Excerpts from a figure dataset:
###
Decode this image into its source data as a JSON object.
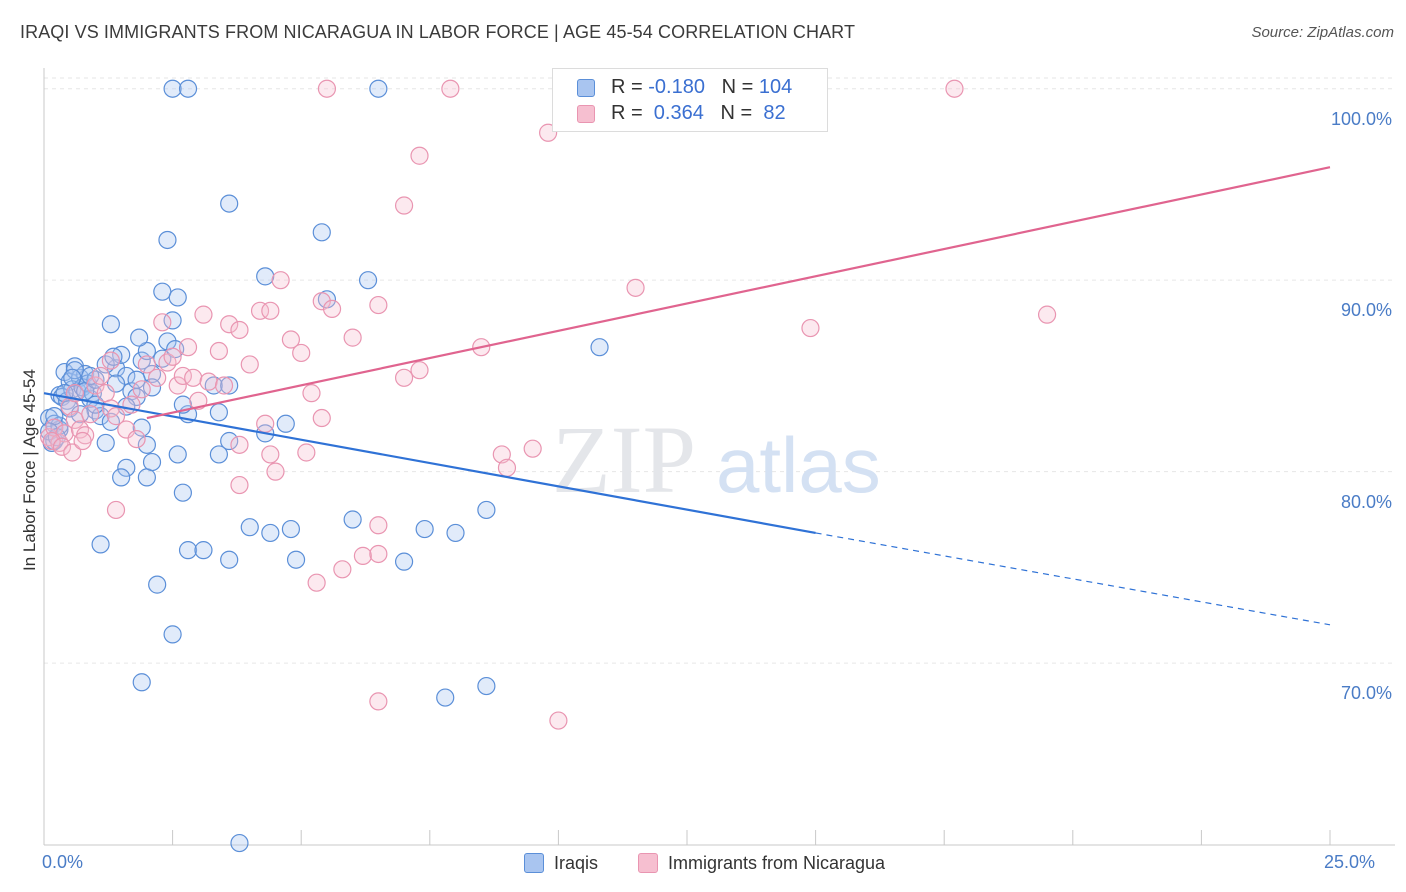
{
  "header": {
    "title": "IRAQI VS IMMIGRANTS FROM NICARAGUA IN LABOR FORCE | AGE 45-54 CORRELATION CHART",
    "source": "Source: ZipAtlas.com"
  },
  "watermark": {
    "part1": "ZIP",
    "part2": "atlas"
  },
  "legend_top": {
    "rows": [
      {
        "r_label": "R = ",
        "r_value": "-0.180",
        "n_label": "N = ",
        "n_value": "104"
      },
      {
        "r_label": "R = ",
        "r_value": " 0.364",
        "n_label": "N = ",
        "n_value": " 82"
      }
    ]
  },
  "legend_bottom": {
    "items": [
      "Iraqis",
      "Immigrants from Nicaragua"
    ]
  },
  "colors": {
    "iraqis_fill": "#a9c5f0",
    "iraqis_stroke": "#5b8fd8",
    "iraqis_line": "#2f72d6",
    "nicaragua_fill": "#f6bfd0",
    "nicaragua_stroke": "#e995b1",
    "nicaragua_line": "#e0648f",
    "axis_text": "#4a7cc6",
    "grid": "#e6e6e6"
  },
  "chart_data": {
    "type": "scatter",
    "title": "IRAQI VS IMMIGRANTS FROM NICARAGUA IN LABOR FORCE | AGE 45-54 CORRELATION CHART",
    "xlabel": "",
    "ylabel": "In Labor Force | Age 45-54",
    "xlim": [
      0,
      25
    ],
    "ylim": [
      60.5,
      101.5
    ],
    "x_tick_labels": [
      "0.0%",
      "25.0%"
    ],
    "y_tick_labels": [
      "100.0%",
      "90.0%",
      "80.0%",
      "70.0%"
    ],
    "y_ticks": [
      100,
      90,
      80,
      70
    ],
    "grid": true,
    "legend_placement": "top-center",
    "series": [
      {
        "name": "Iraqis",
        "stats": {
          "R": -0.18,
          "N": 104
        },
        "trend": {
          "x0": 0.0,
          "y0": 84.1,
          "x1": 15.0,
          "y1": 76.8,
          "dashed_to_x": 25.0,
          "dashed_to_y": 72.0
        },
        "points": [
          [
            0.1,
            82.8
          ],
          [
            0.2,
            82.5
          ],
          [
            0.15,
            81.5
          ],
          [
            0.3,
            82.2
          ],
          [
            0.3,
            84.0
          ],
          [
            0.4,
            85.2
          ],
          [
            0.5,
            84.7
          ],
          [
            0.6,
            85.5
          ],
          [
            0.7,
            84.9
          ],
          [
            0.8,
            85.1
          ],
          [
            0.35,
            83.9
          ],
          [
            0.45,
            83.7
          ],
          [
            0.55,
            84.3
          ],
          [
            0.65,
            84.2
          ],
          [
            0.75,
            84.4
          ],
          [
            0.85,
            84.6
          ],
          [
            0.9,
            83.8
          ],
          [
            1.0,
            83.2
          ],
          [
            1.1,
            82.9
          ],
          [
            0.95,
            84.1
          ],
          [
            1.2,
            81.5
          ],
          [
            1.3,
            82.6
          ],
          [
            1.4,
            85.4
          ],
          [
            1.5,
            86.1
          ],
          [
            1.6,
            85.0
          ],
          [
            1.7,
            84.2
          ],
          [
            1.8,
            83.9
          ],
          [
            1.9,
            85.8
          ],
          [
            2.0,
            86.3
          ],
          [
            2.1,
            85.1
          ],
          [
            1.3,
            87.7
          ],
          [
            1.85,
            87.0
          ],
          [
            2.5,
            87.9
          ],
          [
            2.4,
            86.8
          ],
          [
            2.3,
            89.4
          ],
          [
            2.6,
            89.1
          ],
          [
            2.4,
            92.1
          ],
          [
            3.6,
            94.0
          ],
          [
            4.3,
            90.2
          ],
          [
            5.4,
            92.5
          ],
          [
            5.5,
            89.0
          ],
          [
            6.3,
            90.0
          ],
          [
            2.5,
            100.0
          ],
          [
            2.8,
            100.0
          ],
          [
            6.5,
            100.0
          ],
          [
            1.6,
            80.2
          ],
          [
            1.5,
            79.7
          ],
          [
            2.0,
            79.7
          ],
          [
            2.1,
            80.5
          ],
          [
            2.6,
            80.9
          ],
          [
            2.7,
            78.9
          ],
          [
            3.4,
            80.9
          ],
          [
            3.6,
            81.6
          ],
          [
            3.4,
            83.1
          ],
          [
            2.8,
            83.0
          ],
          [
            2.7,
            83.5
          ],
          [
            4.3,
            82.0
          ],
          [
            4.7,
            82.5
          ],
          [
            1.1,
            76.2
          ],
          [
            2.8,
            75.9
          ],
          [
            3.1,
            75.9
          ],
          [
            3.6,
            75.4
          ],
          [
            4.0,
            77.1
          ],
          [
            4.4,
            76.8
          ],
          [
            4.8,
            77.0
          ],
          [
            4.9,
            75.4
          ],
          [
            6.0,
            77.5
          ],
          [
            7.0,
            75.3
          ],
          [
            7.4,
            77.0
          ],
          [
            8.0,
            76.8
          ],
          [
            8.6,
            78.0
          ],
          [
            2.2,
            74.1
          ],
          [
            2.5,
            71.5
          ],
          [
            1.9,
            69.0
          ],
          [
            7.8,
            68.2
          ],
          [
            8.6,
            68.8
          ],
          [
            3.8,
            60.6
          ],
          [
            10.8,
            86.5
          ],
          [
            0.2,
            81.6
          ],
          [
            0.3,
            82.4
          ],
          [
            0.5,
            83.3
          ],
          [
            0.6,
            85.3
          ],
          [
            0.8,
            84.2
          ],
          [
            1.0,
            84.8
          ],
          [
            1.2,
            85.6
          ],
          [
            1.4,
            84.6
          ],
          [
            1.6,
            83.4
          ],
          [
            1.8,
            84.8
          ],
          [
            2.1,
            84.4
          ],
          [
            2.3,
            85.9
          ],
          [
            2.0,
            81.4
          ],
          [
            3.3,
            84.5
          ],
          [
            1.9,
            82.3
          ],
          [
            0.4,
            84.1
          ],
          [
            0.7,
            83.0
          ],
          [
            1.0,
            83.5
          ],
          [
            0.2,
            82.9
          ],
          [
            0.1,
            82.1
          ],
          [
            0.55,
            84.9
          ],
          [
            1.35,
            86.0
          ],
          [
            2.55,
            86.4
          ],
          [
            0.9,
            85.0
          ],
          [
            3.6,
            84.5
          ],
          [
            0.25,
            81.8
          ]
        ]
      },
      {
        "name": "Immigrants from Nicaragua",
        "stats": {
          "R": 0.364,
          "N": 82
        },
        "trend": {
          "x0": 2.0,
          "y0": 82.8,
          "x1": 25.0,
          "y1": 95.9
        },
        "points": [
          [
            0.1,
            81.8
          ],
          [
            0.2,
            82.3
          ],
          [
            0.3,
            81.5
          ],
          [
            0.4,
            82.0
          ],
          [
            0.5,
            83.4
          ],
          [
            0.6,
            82.7
          ],
          [
            0.7,
            82.2
          ],
          [
            0.8,
            81.9
          ],
          [
            0.15,
            81.6
          ],
          [
            0.35,
            81.3
          ],
          [
            0.55,
            81.0
          ],
          [
            0.75,
            81.6
          ],
          [
            0.9,
            83.0
          ],
          [
            1.0,
            84.5
          ],
          [
            1.1,
            85.0
          ],
          [
            1.2,
            84.1
          ],
          [
            1.3,
            83.3
          ],
          [
            1.4,
            82.9
          ],
          [
            1.6,
            82.2
          ],
          [
            1.8,
            81.7
          ],
          [
            1.9,
            84.3
          ],
          [
            2.0,
            85.6
          ],
          [
            2.2,
            84.9
          ],
          [
            2.4,
            85.7
          ],
          [
            2.5,
            86.0
          ],
          [
            2.6,
            84.5
          ],
          [
            2.7,
            85.0
          ],
          [
            2.8,
            86.5
          ],
          [
            2.9,
            84.9
          ],
          [
            3.0,
            83.7
          ],
          [
            3.2,
            84.7
          ],
          [
            3.4,
            86.3
          ],
          [
            3.6,
            87.7
          ],
          [
            3.8,
            87.4
          ],
          [
            4.0,
            85.6
          ],
          [
            4.2,
            88.4
          ],
          [
            4.4,
            88.4
          ],
          [
            4.6,
            90.0
          ],
          [
            4.8,
            86.9
          ],
          [
            5.0,
            86.2
          ],
          [
            5.2,
            84.1
          ],
          [
            5.4,
            88.9
          ],
          [
            5.6,
            88.5
          ],
          [
            6.0,
            87.0
          ],
          [
            6.5,
            88.7
          ],
          [
            7.0,
            84.9
          ],
          [
            7.3,
            85.3
          ],
          [
            8.5,
            86.5
          ],
          [
            11.5,
            89.6
          ],
          [
            14.9,
            87.5
          ],
          [
            19.5,
            88.2
          ],
          [
            3.1,
            88.2
          ],
          [
            2.3,
            87.8
          ],
          [
            1.3,
            85.8
          ],
          [
            0.6,
            84.1
          ],
          [
            1.7,
            83.5
          ],
          [
            3.5,
            84.5
          ],
          [
            4.3,
            82.5
          ],
          [
            5.4,
            82.8
          ],
          [
            3.8,
            81.4
          ],
          [
            3.8,
            79.3
          ],
          [
            4.4,
            80.9
          ],
          [
            4.5,
            80.0
          ],
          [
            5.1,
            81.0
          ],
          [
            8.9,
            80.9
          ],
          [
            9.5,
            81.2
          ],
          [
            9.0,
            80.2
          ],
          [
            1.4,
            78.0
          ],
          [
            6.5,
            77.2
          ],
          [
            6.2,
            75.6
          ],
          [
            6.5,
            75.7
          ],
          [
            5.8,
            74.9
          ],
          [
            5.3,
            74.2
          ],
          [
            6.5,
            68.0
          ],
          [
            10.0,
            67.0
          ],
          [
            5.5,
            100.0
          ],
          [
            7.9,
            100.0
          ],
          [
            13.9,
            100.0
          ],
          [
            17.7,
            100.0
          ],
          [
            9.8,
            97.7
          ],
          [
            7.3,
            96.5
          ],
          [
            7.0,
            93.9
          ]
        ]
      }
    ]
  }
}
###
Goal :: Go through the data and gather every line that holds "source".

Solution for this problem ::
Decode this image into its source data as a JSON object.
    "source": "Source: ZipAtlas.com"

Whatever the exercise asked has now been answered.